[STATED EXERCISE]
Review the material and extract every line in which the word "daily" occurs.
#### DATA ENTRIES
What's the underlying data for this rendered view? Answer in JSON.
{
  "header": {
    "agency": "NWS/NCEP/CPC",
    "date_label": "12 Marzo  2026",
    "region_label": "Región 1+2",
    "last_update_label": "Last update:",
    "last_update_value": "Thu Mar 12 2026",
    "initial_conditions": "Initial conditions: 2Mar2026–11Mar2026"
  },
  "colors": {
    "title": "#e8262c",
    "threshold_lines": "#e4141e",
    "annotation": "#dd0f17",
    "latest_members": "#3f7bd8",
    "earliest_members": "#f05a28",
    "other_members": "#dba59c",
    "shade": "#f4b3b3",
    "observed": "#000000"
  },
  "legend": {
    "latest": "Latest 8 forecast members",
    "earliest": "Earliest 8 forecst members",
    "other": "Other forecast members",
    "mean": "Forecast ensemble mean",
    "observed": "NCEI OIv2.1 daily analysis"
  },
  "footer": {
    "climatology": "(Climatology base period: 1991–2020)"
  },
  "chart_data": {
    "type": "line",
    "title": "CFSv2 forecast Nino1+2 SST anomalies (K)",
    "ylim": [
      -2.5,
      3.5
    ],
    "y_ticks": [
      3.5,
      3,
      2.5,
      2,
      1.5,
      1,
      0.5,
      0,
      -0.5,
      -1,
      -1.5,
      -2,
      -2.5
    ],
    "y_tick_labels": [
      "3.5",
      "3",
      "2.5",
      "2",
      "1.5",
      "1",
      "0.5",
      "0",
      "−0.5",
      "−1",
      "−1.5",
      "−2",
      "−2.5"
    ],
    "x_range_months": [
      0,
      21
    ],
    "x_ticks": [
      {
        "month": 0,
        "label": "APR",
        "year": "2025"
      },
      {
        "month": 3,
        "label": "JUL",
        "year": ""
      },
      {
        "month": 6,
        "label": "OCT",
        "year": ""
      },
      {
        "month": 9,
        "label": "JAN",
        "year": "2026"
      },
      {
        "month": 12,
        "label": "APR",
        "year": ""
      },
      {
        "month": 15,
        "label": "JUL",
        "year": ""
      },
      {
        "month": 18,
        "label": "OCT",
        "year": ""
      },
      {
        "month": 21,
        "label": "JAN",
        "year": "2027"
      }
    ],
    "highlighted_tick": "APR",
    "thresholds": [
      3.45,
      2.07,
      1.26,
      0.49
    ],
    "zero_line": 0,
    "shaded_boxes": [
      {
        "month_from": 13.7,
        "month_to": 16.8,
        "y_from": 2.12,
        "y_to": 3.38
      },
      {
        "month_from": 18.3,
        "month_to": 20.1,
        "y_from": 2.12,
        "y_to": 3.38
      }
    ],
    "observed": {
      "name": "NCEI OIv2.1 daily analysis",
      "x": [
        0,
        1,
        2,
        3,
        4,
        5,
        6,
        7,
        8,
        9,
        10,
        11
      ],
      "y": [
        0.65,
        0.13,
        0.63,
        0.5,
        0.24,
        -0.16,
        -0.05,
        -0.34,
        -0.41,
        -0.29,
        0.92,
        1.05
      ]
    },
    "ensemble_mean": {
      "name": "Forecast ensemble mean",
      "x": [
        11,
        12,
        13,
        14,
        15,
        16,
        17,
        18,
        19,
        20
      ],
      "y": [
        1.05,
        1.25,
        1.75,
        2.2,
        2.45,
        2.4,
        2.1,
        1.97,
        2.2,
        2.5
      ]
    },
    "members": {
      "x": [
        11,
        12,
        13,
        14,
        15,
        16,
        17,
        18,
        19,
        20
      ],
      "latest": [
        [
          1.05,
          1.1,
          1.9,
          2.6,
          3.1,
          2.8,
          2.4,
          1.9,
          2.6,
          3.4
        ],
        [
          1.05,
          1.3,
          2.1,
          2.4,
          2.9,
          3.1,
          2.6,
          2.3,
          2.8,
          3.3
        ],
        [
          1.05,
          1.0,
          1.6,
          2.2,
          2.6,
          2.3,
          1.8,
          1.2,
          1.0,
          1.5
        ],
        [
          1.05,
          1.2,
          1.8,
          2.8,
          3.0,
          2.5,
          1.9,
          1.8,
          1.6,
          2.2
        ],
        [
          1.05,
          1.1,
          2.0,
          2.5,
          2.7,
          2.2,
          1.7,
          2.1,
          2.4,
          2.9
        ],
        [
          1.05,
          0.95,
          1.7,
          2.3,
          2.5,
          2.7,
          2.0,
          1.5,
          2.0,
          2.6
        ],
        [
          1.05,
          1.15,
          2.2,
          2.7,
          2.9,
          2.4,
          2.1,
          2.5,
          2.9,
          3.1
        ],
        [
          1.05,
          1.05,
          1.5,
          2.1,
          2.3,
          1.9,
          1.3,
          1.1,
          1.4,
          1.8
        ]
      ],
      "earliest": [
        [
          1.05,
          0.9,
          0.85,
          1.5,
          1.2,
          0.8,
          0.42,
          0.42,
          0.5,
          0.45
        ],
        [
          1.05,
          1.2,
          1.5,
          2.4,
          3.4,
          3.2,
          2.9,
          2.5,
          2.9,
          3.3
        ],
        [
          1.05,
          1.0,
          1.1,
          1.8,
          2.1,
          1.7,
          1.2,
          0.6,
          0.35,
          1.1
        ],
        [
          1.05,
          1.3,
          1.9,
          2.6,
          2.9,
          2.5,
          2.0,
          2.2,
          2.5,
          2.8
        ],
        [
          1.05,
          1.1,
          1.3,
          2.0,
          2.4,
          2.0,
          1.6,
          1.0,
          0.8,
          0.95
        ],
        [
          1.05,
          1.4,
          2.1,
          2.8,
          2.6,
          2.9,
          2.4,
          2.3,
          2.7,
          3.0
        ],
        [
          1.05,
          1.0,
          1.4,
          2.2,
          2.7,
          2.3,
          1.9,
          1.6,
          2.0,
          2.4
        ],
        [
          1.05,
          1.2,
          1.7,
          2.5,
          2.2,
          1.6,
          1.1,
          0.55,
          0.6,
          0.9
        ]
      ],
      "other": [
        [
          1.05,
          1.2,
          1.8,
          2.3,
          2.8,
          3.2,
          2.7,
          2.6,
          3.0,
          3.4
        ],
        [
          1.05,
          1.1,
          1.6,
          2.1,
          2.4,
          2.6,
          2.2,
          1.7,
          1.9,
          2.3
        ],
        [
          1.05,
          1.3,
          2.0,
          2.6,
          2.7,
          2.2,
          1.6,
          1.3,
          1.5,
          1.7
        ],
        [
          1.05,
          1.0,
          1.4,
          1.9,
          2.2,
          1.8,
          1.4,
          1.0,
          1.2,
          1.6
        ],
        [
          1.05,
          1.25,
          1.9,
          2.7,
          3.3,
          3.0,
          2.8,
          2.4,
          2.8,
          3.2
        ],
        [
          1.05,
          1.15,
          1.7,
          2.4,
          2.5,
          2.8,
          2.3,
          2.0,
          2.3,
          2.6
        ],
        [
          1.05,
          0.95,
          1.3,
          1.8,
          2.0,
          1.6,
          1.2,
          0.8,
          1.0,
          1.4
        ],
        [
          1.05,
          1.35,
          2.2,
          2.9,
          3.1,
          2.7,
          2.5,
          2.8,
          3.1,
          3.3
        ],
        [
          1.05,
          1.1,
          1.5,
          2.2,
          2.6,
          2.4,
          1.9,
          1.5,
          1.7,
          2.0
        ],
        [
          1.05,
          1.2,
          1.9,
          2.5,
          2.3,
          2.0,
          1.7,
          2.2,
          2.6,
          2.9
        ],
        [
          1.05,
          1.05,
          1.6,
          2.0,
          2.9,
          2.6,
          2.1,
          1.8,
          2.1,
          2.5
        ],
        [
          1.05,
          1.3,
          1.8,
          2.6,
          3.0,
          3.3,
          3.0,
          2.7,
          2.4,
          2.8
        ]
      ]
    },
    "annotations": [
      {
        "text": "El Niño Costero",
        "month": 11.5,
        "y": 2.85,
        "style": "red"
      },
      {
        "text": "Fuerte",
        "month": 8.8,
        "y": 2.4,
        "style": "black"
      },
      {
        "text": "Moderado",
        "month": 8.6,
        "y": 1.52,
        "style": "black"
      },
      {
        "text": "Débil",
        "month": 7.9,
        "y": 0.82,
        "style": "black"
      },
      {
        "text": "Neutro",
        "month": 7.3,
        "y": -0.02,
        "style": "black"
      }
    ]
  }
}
########
[COMPLETED EXERCISE]
    "observed": "NCEI OIv2.1 daily analysis"
      "name": "NCEI OIv2.1 daily analysis",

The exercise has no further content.